*TEXTE DU DOCUMENT*.

Les habitants, à l’aide du gouvernement et de l’ONG Sri Lanka Wildlife Conservation Society (SLWCS), ont donc cherché de nouvelles solutions pour garder les éléphants éloignés de leurs habitations et de leurs cultures. Voici trois principales solutions utilisées actuellement :
1. Des clôtures électriques
Premièrement, les habitants ont installé des clôtures électriques autour des villages et de certaines routes. Cette solution est trop radicale et cruelle, puisque beaucoup d’éléphants qui touchent ces clôtures meurent électrifiés ou terminent blessés. C’est d’ailleurs la raison pour laquelle la SLWCS était contre le développement de cette idée. L’ONG souhaite empêcher la construction de nouvelles clôtures et encourager la destruction d’anciennes clôtures aujourd’hui.
Cependant, fait intéressant à relever : les clôtures sont de moins en moins efficaces contre les éléphants. La raison ? Un éléphant peut apprendre à contourner ou à casser des clôtures. Pour ce faire, soit il utilise une branche d’arbre qu’il fait tomber sur les fils pour les couper et arrêter l’électrification, soit il arrache simplement les poteaux en bois qui maintiennent les fils électriques, par exemple, lui laissant la voie libre pour traverser. Dès qu’il apprend à faire cela, il s’en rappelle pendant longtemps et transmet même ce savoir à ses compagnons, s’il vit en groupe.
Ci-dessous, une photo illustrant un poteau renversé par un éléphant pour traverser :
2. Des agrumes
Deuxièmement, avec l’aide de la SLWCS, les habitants ont fait pousser des agrumes – des arbres qui font pousser des fruits du genre Citrus, tels que des oranges, des mandarines ou des citrons – autour de leurs cultures. Effectivement, après avoir mené une étude, il s’est avéré que les éléphants détestaient ces fruits et passaient leur chemin s’ils sentaient leur odeur de loin. Cependant, l’effet de répulsion ne dure pas longtemps et s’avère peu efficace, car si l’éléphant sent un autre fruit qui lui semble plus intéressant et qui se trouve derrière les agrumes, il lui est facile de piétiner ces derniers et avoir accès aux arbres fruitiers plus attirants.

*DONNÉES DE L'EXERCICE*.

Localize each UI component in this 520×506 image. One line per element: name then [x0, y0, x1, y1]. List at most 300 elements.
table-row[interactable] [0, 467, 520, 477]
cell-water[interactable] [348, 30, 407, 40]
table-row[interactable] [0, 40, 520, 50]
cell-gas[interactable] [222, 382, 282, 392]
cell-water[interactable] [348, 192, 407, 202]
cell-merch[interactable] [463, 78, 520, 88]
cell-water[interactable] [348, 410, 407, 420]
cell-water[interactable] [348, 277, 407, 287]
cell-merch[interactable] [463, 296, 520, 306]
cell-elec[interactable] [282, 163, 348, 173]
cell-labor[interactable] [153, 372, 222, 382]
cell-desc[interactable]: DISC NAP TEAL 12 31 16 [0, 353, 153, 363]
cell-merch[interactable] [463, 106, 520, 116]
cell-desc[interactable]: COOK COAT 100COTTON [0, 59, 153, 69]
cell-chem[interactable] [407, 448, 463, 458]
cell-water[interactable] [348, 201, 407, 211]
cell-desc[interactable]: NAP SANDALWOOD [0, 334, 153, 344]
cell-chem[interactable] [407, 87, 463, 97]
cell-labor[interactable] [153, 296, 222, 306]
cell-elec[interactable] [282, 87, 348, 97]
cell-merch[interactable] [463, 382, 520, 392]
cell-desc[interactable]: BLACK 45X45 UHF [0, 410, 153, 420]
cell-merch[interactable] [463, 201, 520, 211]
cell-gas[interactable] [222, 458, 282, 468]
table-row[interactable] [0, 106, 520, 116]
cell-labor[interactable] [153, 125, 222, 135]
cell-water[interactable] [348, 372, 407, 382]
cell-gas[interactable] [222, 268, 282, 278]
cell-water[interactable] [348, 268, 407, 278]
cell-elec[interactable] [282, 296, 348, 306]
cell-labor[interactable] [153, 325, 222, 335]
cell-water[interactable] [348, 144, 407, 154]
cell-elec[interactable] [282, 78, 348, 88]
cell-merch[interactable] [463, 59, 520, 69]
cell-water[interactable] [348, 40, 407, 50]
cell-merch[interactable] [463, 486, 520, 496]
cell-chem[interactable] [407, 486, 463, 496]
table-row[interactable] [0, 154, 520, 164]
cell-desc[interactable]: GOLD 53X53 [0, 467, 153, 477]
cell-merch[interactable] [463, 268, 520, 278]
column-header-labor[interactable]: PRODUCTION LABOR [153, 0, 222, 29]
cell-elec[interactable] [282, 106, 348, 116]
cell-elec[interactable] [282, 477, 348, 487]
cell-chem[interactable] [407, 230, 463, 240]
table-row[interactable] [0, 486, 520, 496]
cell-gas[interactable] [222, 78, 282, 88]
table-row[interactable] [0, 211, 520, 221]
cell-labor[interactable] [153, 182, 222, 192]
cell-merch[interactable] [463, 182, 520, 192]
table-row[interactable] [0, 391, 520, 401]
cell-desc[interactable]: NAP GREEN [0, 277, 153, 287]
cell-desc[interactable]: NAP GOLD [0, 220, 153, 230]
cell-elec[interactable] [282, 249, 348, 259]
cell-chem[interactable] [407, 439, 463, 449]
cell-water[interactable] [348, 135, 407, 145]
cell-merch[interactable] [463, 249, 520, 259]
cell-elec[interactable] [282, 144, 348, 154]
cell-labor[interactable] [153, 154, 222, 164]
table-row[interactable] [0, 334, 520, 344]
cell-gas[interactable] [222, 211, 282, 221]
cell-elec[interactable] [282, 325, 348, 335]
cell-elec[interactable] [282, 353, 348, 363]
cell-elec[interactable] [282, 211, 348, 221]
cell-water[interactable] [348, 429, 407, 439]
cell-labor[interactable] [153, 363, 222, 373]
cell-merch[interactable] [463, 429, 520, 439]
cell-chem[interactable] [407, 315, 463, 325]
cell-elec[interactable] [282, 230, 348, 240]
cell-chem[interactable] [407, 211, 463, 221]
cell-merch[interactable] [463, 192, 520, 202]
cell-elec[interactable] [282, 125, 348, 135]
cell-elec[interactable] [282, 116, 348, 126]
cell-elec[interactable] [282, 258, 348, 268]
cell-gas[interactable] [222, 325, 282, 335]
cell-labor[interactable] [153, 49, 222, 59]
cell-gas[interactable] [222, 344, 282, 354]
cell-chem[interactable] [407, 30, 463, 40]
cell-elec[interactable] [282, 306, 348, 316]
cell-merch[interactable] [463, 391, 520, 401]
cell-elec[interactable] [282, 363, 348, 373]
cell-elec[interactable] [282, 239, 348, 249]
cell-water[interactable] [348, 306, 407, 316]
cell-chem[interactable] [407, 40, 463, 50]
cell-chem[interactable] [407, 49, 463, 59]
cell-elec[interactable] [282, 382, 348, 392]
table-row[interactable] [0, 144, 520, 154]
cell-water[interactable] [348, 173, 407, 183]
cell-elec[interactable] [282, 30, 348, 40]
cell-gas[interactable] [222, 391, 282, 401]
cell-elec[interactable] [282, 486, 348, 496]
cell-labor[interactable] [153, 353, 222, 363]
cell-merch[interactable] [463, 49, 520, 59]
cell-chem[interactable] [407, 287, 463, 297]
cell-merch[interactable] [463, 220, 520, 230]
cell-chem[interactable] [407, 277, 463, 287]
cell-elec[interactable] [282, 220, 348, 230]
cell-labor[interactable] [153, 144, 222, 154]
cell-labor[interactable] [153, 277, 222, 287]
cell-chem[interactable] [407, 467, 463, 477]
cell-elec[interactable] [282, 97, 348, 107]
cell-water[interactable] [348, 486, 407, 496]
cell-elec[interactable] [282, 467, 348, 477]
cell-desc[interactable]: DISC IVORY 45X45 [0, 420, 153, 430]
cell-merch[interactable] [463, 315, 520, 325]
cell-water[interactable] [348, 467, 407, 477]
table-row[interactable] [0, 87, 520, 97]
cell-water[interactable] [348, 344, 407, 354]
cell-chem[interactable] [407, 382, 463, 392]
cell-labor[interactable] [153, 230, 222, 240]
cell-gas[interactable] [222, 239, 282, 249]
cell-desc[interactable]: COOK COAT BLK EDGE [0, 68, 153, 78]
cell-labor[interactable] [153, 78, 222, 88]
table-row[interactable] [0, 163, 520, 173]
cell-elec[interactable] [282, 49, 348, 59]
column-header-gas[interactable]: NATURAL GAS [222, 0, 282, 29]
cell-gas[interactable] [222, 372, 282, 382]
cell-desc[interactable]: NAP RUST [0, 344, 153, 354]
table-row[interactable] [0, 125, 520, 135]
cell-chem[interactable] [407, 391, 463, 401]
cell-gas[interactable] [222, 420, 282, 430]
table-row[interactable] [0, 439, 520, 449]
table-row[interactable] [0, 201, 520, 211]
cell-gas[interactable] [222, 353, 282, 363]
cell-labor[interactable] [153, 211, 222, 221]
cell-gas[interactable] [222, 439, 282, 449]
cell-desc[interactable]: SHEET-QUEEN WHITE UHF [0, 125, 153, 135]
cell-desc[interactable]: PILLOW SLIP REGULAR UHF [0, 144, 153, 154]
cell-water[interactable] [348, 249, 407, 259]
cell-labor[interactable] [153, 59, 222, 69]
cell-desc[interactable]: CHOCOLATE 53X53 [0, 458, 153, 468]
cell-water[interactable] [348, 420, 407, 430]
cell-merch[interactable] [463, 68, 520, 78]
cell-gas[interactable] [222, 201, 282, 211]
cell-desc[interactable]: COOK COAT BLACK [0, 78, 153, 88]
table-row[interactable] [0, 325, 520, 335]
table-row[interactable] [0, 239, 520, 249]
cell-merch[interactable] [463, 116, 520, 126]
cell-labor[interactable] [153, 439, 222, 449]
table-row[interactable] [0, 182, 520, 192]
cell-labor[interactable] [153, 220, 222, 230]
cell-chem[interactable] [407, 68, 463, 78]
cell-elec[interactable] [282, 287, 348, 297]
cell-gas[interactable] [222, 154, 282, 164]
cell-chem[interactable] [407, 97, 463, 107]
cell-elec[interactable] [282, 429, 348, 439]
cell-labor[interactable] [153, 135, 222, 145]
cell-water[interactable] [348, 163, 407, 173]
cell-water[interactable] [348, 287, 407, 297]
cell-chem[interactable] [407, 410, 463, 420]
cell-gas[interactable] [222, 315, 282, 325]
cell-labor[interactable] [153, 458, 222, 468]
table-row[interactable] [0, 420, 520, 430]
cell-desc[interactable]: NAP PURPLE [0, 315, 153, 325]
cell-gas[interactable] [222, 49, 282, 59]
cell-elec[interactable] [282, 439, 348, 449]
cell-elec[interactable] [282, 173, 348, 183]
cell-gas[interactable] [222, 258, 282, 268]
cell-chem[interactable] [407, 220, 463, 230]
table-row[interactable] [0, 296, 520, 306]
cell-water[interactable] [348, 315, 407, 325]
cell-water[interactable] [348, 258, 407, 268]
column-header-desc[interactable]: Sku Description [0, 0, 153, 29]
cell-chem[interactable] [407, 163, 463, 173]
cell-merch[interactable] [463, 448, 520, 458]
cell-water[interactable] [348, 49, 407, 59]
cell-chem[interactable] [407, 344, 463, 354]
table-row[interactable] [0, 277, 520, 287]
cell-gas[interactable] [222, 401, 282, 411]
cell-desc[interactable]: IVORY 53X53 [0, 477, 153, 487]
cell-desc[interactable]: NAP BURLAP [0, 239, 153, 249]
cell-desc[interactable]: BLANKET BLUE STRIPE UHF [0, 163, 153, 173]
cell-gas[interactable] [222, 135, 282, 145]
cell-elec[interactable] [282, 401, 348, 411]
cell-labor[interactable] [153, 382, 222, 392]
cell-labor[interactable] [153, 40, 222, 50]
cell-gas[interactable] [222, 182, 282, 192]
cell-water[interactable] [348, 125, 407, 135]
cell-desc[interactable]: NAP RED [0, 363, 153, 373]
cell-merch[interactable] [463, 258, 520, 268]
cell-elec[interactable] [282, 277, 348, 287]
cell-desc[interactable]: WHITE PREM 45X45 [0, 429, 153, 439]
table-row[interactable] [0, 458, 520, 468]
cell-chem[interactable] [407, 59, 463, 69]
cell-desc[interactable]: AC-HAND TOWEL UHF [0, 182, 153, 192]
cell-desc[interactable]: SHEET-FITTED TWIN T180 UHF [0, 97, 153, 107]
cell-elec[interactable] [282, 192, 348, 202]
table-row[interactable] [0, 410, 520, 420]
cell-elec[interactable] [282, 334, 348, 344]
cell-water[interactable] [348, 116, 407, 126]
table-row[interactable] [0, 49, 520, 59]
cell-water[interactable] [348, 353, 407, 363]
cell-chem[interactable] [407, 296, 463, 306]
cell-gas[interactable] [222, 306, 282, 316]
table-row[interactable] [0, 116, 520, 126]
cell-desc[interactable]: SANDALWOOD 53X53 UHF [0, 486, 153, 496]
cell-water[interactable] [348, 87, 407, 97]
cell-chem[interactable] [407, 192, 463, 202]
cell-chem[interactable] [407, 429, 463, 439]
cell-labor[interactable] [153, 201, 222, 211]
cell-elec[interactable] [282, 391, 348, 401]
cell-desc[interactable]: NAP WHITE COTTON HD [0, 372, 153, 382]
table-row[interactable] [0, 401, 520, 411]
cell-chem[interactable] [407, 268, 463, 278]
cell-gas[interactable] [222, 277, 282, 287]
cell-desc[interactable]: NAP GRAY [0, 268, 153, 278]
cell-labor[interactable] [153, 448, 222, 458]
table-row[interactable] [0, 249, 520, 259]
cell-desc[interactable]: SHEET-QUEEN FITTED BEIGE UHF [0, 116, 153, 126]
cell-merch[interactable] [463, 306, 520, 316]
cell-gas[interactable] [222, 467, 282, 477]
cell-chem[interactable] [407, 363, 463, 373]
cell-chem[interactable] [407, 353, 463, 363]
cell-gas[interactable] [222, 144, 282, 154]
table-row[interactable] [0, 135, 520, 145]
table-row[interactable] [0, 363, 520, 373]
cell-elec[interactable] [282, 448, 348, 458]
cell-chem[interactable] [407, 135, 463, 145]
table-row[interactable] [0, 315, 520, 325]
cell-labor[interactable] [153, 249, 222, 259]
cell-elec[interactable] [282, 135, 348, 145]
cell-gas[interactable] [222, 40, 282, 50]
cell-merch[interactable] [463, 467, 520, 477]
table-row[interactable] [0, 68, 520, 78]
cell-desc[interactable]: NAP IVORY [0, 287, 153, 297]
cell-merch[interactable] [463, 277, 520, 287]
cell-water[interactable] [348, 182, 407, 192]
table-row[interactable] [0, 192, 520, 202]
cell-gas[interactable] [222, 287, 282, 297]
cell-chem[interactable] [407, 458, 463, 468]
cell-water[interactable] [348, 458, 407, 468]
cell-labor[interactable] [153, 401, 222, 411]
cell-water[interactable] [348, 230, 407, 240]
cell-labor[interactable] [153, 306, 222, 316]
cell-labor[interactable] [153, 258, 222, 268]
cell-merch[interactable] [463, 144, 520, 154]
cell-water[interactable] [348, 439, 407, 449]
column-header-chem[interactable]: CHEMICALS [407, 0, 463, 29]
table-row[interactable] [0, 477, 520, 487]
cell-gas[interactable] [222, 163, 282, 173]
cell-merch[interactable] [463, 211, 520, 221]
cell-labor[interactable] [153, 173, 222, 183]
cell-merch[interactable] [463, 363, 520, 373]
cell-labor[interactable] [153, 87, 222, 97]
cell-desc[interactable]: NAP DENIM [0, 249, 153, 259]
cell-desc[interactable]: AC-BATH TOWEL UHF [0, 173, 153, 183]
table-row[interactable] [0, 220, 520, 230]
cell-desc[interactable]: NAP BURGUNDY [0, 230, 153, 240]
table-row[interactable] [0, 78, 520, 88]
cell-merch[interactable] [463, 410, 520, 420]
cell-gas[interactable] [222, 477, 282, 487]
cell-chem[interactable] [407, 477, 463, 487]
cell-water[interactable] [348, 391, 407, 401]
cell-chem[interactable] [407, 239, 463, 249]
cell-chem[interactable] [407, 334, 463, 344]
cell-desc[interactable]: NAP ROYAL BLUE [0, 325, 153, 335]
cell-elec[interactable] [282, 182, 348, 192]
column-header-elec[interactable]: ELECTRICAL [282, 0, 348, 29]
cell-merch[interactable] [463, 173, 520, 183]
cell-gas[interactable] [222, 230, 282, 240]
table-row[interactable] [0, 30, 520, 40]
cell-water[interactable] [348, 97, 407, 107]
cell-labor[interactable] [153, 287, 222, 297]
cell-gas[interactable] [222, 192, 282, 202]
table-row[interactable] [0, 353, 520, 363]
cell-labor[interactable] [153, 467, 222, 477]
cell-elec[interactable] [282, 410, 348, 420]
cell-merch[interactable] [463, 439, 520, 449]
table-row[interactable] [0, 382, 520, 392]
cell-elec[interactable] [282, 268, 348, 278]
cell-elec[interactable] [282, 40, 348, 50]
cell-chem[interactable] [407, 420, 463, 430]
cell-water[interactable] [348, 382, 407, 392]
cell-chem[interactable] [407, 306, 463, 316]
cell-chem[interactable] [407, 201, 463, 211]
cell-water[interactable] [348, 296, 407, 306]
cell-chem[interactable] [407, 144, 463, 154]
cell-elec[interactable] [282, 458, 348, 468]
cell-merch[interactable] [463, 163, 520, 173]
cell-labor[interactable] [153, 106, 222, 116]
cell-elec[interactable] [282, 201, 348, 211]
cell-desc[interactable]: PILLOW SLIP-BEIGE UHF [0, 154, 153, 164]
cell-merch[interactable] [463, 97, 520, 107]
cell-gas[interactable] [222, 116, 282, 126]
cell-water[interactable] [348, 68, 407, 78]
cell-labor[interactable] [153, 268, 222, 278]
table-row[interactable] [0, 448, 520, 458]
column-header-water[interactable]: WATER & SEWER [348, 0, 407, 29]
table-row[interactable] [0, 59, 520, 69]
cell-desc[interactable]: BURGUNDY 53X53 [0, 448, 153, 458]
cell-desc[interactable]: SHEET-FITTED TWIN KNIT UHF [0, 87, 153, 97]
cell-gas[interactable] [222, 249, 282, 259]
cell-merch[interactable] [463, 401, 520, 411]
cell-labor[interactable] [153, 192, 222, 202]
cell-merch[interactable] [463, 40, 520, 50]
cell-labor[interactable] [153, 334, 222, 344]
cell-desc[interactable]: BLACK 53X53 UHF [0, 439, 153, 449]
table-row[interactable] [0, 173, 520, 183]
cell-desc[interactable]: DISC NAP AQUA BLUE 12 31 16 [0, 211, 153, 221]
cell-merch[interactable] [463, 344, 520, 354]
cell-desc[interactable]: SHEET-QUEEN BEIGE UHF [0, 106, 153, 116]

*ÉNONCÉ 1*. Dans le texte sur les éléphants du Sri Lanka, quels fruits sont donnés comme exemples d'agrumes ?
*ÉNONCÉ 2*. Indiquez combien de lignes des enregistrements contiennent la chaîne "TWIN", en tenant compte de la casse. Donnez uniquement ce nombre.

*SOLUTION 1*. Des oranges, des mandarines et des citrons.

*SOLUTION 2*. 2